## start
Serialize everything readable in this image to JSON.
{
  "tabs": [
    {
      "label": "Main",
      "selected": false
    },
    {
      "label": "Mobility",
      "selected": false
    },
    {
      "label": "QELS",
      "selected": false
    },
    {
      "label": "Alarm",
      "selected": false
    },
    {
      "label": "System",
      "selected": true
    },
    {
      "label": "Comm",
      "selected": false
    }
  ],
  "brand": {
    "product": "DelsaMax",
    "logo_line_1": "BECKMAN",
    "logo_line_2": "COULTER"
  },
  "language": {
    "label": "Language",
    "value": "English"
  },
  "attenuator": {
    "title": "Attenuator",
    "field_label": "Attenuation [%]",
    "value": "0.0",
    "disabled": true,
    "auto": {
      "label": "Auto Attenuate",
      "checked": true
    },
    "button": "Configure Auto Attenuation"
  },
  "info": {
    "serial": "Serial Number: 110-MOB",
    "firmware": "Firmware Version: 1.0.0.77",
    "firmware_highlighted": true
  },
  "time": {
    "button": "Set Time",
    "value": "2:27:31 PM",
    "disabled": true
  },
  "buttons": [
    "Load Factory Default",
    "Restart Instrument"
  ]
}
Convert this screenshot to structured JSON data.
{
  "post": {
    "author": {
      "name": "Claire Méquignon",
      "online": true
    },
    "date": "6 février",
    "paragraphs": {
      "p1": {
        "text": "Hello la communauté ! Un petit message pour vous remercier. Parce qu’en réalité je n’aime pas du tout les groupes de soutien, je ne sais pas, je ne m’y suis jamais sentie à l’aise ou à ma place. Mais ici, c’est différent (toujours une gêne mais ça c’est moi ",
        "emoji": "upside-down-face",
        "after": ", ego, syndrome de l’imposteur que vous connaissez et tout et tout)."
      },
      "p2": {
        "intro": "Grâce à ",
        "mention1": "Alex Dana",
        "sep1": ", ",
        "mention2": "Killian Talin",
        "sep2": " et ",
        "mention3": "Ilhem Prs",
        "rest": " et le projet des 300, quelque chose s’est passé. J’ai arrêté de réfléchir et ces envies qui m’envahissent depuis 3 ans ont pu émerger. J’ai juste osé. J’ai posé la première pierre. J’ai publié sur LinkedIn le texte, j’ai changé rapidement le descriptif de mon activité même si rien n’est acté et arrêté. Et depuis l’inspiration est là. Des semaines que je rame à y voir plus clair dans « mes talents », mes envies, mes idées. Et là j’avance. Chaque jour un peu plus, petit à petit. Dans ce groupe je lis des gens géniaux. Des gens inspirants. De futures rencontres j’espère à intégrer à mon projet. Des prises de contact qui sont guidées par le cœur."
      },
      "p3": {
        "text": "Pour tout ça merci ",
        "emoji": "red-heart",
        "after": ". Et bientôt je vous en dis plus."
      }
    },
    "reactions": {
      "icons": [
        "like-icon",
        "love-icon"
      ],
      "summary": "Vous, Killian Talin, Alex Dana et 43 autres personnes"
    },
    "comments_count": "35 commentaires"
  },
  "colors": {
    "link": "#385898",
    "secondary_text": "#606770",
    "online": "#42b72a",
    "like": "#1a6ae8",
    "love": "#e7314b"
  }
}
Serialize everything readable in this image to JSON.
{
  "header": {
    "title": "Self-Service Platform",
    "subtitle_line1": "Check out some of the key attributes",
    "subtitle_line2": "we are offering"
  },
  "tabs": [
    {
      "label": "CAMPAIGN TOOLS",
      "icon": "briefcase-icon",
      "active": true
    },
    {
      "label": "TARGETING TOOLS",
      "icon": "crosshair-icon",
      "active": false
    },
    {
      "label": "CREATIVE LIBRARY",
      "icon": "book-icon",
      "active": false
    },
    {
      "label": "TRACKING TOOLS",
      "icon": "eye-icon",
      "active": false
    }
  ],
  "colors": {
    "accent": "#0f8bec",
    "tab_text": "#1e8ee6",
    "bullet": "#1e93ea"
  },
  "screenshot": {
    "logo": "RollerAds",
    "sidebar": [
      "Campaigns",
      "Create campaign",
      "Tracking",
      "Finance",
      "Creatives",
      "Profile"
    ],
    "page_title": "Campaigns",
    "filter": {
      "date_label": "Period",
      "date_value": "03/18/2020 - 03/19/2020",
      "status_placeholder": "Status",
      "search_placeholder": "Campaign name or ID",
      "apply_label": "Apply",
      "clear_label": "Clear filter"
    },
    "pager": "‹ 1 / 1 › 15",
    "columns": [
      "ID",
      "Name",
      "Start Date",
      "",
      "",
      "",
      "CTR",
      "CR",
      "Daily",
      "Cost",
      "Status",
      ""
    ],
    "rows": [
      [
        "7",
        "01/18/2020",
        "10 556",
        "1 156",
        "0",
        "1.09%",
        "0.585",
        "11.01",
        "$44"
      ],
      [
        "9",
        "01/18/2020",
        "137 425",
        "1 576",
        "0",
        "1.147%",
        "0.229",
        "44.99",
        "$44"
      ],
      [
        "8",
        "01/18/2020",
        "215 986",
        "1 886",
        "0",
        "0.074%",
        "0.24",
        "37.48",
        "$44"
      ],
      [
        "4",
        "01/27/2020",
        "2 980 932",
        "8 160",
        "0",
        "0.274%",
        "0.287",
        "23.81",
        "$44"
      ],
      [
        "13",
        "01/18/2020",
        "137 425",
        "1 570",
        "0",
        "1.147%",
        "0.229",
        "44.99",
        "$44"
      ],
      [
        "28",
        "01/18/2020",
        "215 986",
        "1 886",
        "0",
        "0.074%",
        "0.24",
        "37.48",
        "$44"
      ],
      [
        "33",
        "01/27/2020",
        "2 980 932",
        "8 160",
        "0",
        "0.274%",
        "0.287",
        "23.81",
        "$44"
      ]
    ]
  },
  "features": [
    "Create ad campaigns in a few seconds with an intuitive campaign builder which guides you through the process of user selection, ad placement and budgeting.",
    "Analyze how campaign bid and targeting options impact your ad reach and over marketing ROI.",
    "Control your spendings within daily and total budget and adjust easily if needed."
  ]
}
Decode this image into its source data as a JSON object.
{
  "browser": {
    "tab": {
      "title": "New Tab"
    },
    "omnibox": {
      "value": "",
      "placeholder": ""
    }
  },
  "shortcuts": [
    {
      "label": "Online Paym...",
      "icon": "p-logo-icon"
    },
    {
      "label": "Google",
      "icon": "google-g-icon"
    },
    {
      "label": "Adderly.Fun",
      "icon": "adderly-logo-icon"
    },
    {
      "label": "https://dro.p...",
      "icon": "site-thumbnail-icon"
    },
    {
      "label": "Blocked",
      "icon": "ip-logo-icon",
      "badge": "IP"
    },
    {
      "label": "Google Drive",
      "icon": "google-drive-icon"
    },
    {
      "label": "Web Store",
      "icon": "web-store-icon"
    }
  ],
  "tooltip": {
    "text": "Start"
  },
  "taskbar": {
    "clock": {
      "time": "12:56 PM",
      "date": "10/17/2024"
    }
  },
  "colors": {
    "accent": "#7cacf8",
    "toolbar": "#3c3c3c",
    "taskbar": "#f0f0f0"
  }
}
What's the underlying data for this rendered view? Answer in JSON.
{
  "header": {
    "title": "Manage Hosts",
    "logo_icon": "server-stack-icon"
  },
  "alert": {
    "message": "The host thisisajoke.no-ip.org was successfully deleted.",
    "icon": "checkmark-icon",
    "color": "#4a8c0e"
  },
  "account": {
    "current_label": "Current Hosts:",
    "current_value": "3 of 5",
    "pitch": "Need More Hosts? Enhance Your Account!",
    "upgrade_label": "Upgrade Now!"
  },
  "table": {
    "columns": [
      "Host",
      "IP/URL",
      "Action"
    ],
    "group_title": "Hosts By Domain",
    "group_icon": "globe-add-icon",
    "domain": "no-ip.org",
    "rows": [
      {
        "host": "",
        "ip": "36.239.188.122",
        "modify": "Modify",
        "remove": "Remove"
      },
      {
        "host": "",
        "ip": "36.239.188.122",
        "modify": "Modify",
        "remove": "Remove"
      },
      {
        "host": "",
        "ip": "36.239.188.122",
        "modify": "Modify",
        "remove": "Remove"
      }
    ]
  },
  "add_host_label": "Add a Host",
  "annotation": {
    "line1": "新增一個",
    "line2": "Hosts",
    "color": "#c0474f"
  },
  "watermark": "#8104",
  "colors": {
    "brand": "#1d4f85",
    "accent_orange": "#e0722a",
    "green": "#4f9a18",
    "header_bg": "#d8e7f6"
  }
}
## end
Locate each line containing the string "Alex" and show it.

        "mention1": "Alex Dana",
      "summary": "Vous, Killian Talin, Alex Dana et 43 autres personnes"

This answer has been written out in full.